Saved data entries:

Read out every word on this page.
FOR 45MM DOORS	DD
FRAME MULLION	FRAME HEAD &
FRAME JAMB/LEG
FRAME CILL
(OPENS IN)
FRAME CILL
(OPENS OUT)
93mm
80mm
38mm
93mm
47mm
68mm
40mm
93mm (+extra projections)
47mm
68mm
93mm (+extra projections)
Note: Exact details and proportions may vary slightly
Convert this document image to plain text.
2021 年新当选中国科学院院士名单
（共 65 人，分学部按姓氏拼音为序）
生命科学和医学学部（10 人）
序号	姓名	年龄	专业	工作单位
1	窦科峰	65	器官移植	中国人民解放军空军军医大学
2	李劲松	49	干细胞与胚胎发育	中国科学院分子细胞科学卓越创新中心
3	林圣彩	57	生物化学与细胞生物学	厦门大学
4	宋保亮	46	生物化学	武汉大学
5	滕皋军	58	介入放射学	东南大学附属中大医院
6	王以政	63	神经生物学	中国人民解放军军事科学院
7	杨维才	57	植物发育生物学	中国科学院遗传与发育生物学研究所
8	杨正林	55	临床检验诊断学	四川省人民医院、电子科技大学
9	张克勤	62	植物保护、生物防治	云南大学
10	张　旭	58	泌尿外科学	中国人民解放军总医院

What you should do: Which lines include "FRAME"? Copy each of them out.

Expected output:
FRAME MULLION	FRAME HEAD &
FRAME JAMB/LEG
FRAME CILL
FRAME CILL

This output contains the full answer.